Check each line of the listing for the word "JSON" and give only the number of lines that have it.

A block of data:
# # # # #

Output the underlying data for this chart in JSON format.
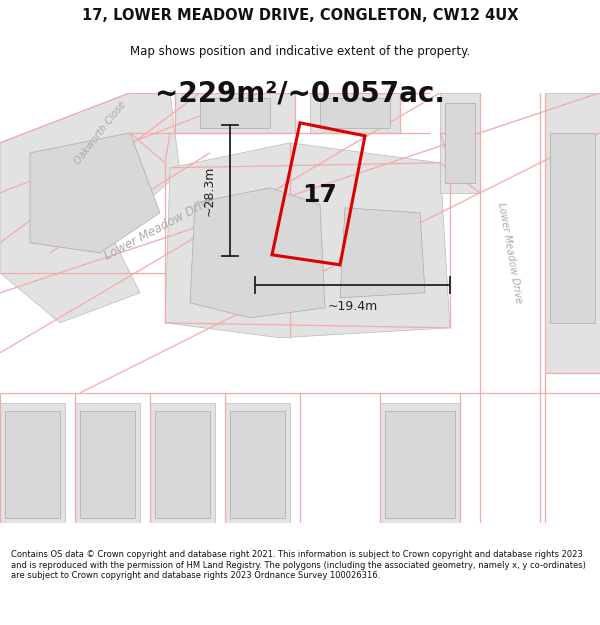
{
  "title": "17, LOWER MEADOW DRIVE, CONGLETON, CW12 4UX",
  "subtitle": "Map shows position and indicative extent of the property.",
  "area_text": "~229m²/~0.057ac.",
  "dim_vertical": "~28.3m",
  "dim_horizontal": "~19.4m",
  "number_label": "17",
  "footer": "Contains OS data © Crown copyright and database right 2021. This information is subject to Crown copyright and database rights 2023 and is reproduced with the permission of HM Land Registry. The polygons (including the associated geometry, namely x, y co-ordinates) are subject to Crown copyright and database rights 2023 Ordnance Survey 100026316.",
  "map_bg": "#f0f0f0",
  "road_fill": "#ffffff",
  "building_fill": "#d8d8d8",
  "plot_line_color": "#dd0000",
  "dim_line_color": "#222222",
  "road_label_color": "#aaaaaa",
  "cadastral_color": "#f5aaaa",
  "title_fontsize": 10.5,
  "subtitle_fontsize": 8.5,
  "area_fontsize": 20,
  "number_fontsize": 18,
  "dim_fontsize": 9,
  "footer_fontsize": 6.0
}
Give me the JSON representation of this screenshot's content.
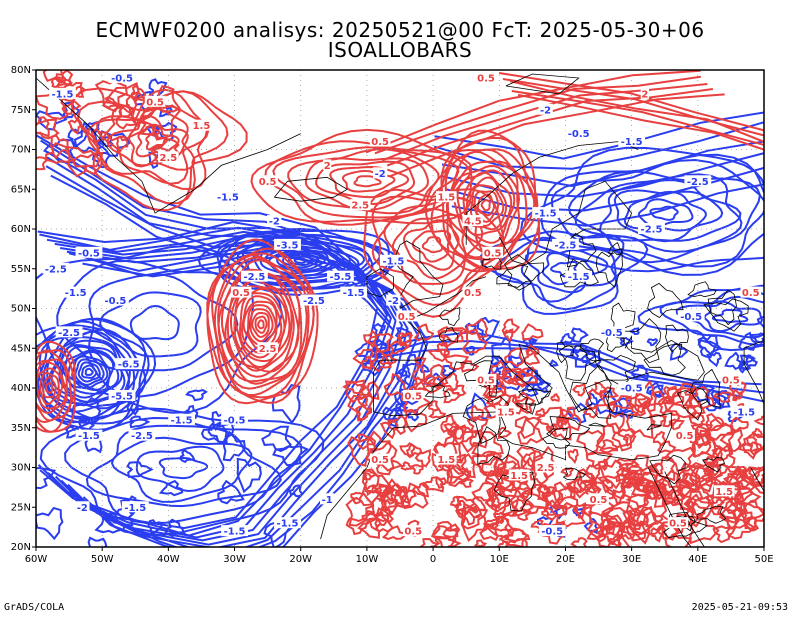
{
  "header": {
    "line1": "ECMWF0200 analisys: 20250521@00 FcT: 2025-05-30+06",
    "line2": "ISOALLOBARS"
  },
  "footer": {
    "left": "GrADS/COLA",
    "right": "2025-05-21-09:53"
  },
  "axes": {
    "lon_ticks": [
      "60W",
      "50W",
      "40W",
      "30W",
      "20W",
      "10W",
      "0",
      "10E",
      "20E",
      "30E",
      "40E",
      "50E"
    ],
    "lat_ticks": [
      "80N",
      "75N",
      "70N",
      "65N",
      "60N",
      "55N",
      "50N",
      "45N",
      "40N",
      "35N",
      "30N",
      "25N",
      "20N"
    ],
    "lon_range": [
      -60,
      50
    ],
    "lat_range": [
      20,
      80
    ],
    "grid": true
  },
  "colors": {
    "positive": "#e84040",
    "negative": "#2a3ef0",
    "coast": "#000000",
    "grid": "#999999"
  },
  "contour_labels": [
    {
      "text": "-1.5",
      "sign": "neg",
      "lon": -56,
      "lat": 77
    },
    {
      "text": "-0.5",
      "sign": "neg",
      "lon": -47,
      "lat": 79
    },
    {
      "text": "0.5",
      "sign": "pos",
      "lon": -42,
      "lat": 76
    },
    {
      "text": "1.5",
      "sign": "pos",
      "lon": -35,
      "lat": 73
    },
    {
      "text": "2.5",
      "sign": "pos",
      "lon": -40,
      "lat": 69
    },
    {
      "text": "-1.5",
      "sign": "neg",
      "lon": -31,
      "lat": 64
    },
    {
      "text": "-2",
      "sign": "neg",
      "lon": -24,
      "lat": 61
    },
    {
      "text": "-3.5",
      "sign": "neg",
      "lon": -22,
      "lat": 58
    },
    {
      "text": "-2.5",
      "sign": "neg",
      "lon": -27,
      "lat": 54
    },
    {
      "text": "-5.5",
      "sign": "neg",
      "lon": -14,
      "lat": 54
    },
    {
      "text": "-2.5",
      "sign": "neg",
      "lon": -18,
      "lat": 51
    },
    {
      "text": "-0.5",
      "sign": "neg",
      "lon": -48,
      "lat": 51
    },
    {
      "text": "-1.5",
      "sign": "neg",
      "lon": -54,
      "lat": 52
    },
    {
      "text": "-2.5",
      "sign": "neg",
      "lon": -57,
      "lat": 55
    },
    {
      "text": "-0.5",
      "sign": "neg",
      "lon": -52,
      "lat": 57
    },
    {
      "text": "-2.5",
      "sign": "neg",
      "lon": -55,
      "lat": 47
    },
    {
      "text": "-6.5",
      "sign": "neg",
      "lon": -46,
      "lat": 43
    },
    {
      "text": "-5.5",
      "sign": "neg",
      "lon": -47,
      "lat": 39
    },
    {
      "text": "-1.5",
      "sign": "neg",
      "lon": -38,
      "lat": 36
    },
    {
      "text": "-2.5",
      "sign": "neg",
      "lon": -44,
      "lat": 34
    },
    {
      "text": "-1.5",
      "sign": "neg",
      "lon": -52,
      "lat": 34
    },
    {
      "text": "0.5",
      "sign": "pos",
      "lon": -29,
      "lat": 52
    },
    {
      "text": "2.5",
      "sign": "pos",
      "lon": -25,
      "lat": 45
    },
    {
      "text": "-0.5",
      "sign": "neg",
      "lon": -30,
      "lat": 36
    },
    {
      "text": "-2",
      "sign": "neg",
      "lon": -53,
      "lat": 25
    },
    {
      "text": "-1.5",
      "sign": "neg",
      "lon": -45,
      "lat": 25
    },
    {
      "text": "-1.5",
      "sign": "neg",
      "lon": -30,
      "lat": 22
    },
    {
      "text": "-1.5",
      "sign": "neg",
      "lon": -22,
      "lat": 23
    },
    {
      "text": "-1",
      "sign": "neg",
      "lon": -16,
      "lat": 26
    },
    {
      "text": "-1.5",
      "sign": "neg",
      "lon": -12,
      "lat": 52
    },
    {
      "text": "-1.5",
      "sign": "neg",
      "lon": -6,
      "lat": 56
    },
    {
      "text": "-2",
      "sign": "neg",
      "lon": -6,
      "lat": 51
    },
    {
      "text": "0.5",
      "sign": "pos",
      "lon": -4,
      "lat": 49
    },
    {
      "text": "-2",
      "sign": "neg",
      "lon": -8,
      "lat": 67
    },
    {
      "text": "2",
      "sign": "pos",
      "lon": -16,
      "lat": 68
    },
    {
      "text": "2.5",
      "sign": "pos",
      "lon": -11,
      "lat": 63
    },
    {
      "text": "0.5",
      "sign": "pos",
      "lon": -25,
      "lat": 66
    },
    {
      "text": "0.5",
      "sign": "pos",
      "lon": -8,
      "lat": 71
    },
    {
      "text": "0.5",
      "sign": "pos",
      "lon": 8,
      "lat": 79
    },
    {
      "text": "-2",
      "sign": "neg",
      "lon": 17,
      "lat": 75
    },
    {
      "text": "2",
      "sign": "pos",
      "lon": 32,
      "lat": 77
    },
    {
      "text": "-0.5",
      "sign": "neg",
      "lon": 22,
      "lat": 72
    },
    {
      "text": "-1.5",
      "sign": "neg",
      "lon": 30,
      "lat": 71
    },
    {
      "text": "1.5",
      "sign": "pos",
      "lon": 2,
      "lat": 64
    },
    {
      "text": "4.5",
      "sign": "pos",
      "lon": 6,
      "lat": 61
    },
    {
      "text": "-2.5",
      "sign": "neg",
      "lon": 40,
      "lat": 66
    },
    {
      "text": "-2.5",
      "sign": "neg",
      "lon": 33,
      "lat": 60
    },
    {
      "text": "-1.5",
      "sign": "neg",
      "lon": 17,
      "lat": 62
    },
    {
      "text": "-2.5",
      "sign": "neg",
      "lon": 20,
      "lat": 58
    },
    {
      "text": "0.5",
      "sign": "pos",
      "lon": 9,
      "lat": 57
    },
    {
      "text": "0.5",
      "sign": "pos",
      "lon": 6,
      "lat": 52
    },
    {
      "text": "-1.5",
      "sign": "neg",
      "lon": 22,
      "lat": 54
    },
    {
      "text": "-0.5",
      "sign": "neg",
      "lon": 27,
      "lat": 47
    },
    {
      "text": "0.5",
      "sign": "pos",
      "lon": 48,
      "lat": 52
    },
    {
      "text": "-0.5",
      "sign": "neg",
      "lon": 39,
      "lat": 49
    },
    {
      "text": "0.5",
      "sign": "pos",
      "lon": -3,
      "lat": 39
    },
    {
      "text": "0.5",
      "sign": "pos",
      "lon": 8,
      "lat": 41
    },
    {
      "text": "1.5",
      "sign": "pos",
      "lon": 11,
      "lat": 37
    },
    {
      "text": "-0.5",
      "sign": "neg",
      "lon": 30,
      "lat": 40
    },
    {
      "text": "0.5",
      "sign": "pos",
      "lon": 45,
      "lat": 41
    },
    {
      "text": "0.5",
      "sign": "pos",
      "lon": 38,
      "lat": 34
    },
    {
      "text": "-1.5",
      "sign": "neg",
      "lon": 47,
      "lat": 37
    },
    {
      "text": "1.5",
      "sign": "pos",
      "lon": 13,
      "lat": 29
    },
    {
      "text": "2.5",
      "sign": "pos",
      "lon": 17,
      "lat": 30
    },
    {
      "text": "0.5",
      "sign": "pos",
      "lon": 25,
      "lat": 26
    },
    {
      "text": "1.5",
      "sign": "pos",
      "lon": 2,
      "lat": 31
    },
    {
      "text": "0.5",
      "sign": "pos",
      "lon": -8,
      "lat": 31
    },
    {
      "text": "-0.5",
      "sign": "neg",
      "lon": 18,
      "lat": 22
    },
    {
      "text": "0.5",
      "sign": "pos",
      "lon": 37,
      "lat": 23
    },
    {
      "text": "1.5",
      "sign": "pos",
      "lon": 44,
      "lat": 27
    },
    {
      "text": "0.5",
      "sign": "pos",
      "lon": -3,
      "lat": 22
    }
  ]
}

# # # # #

Written reply = 2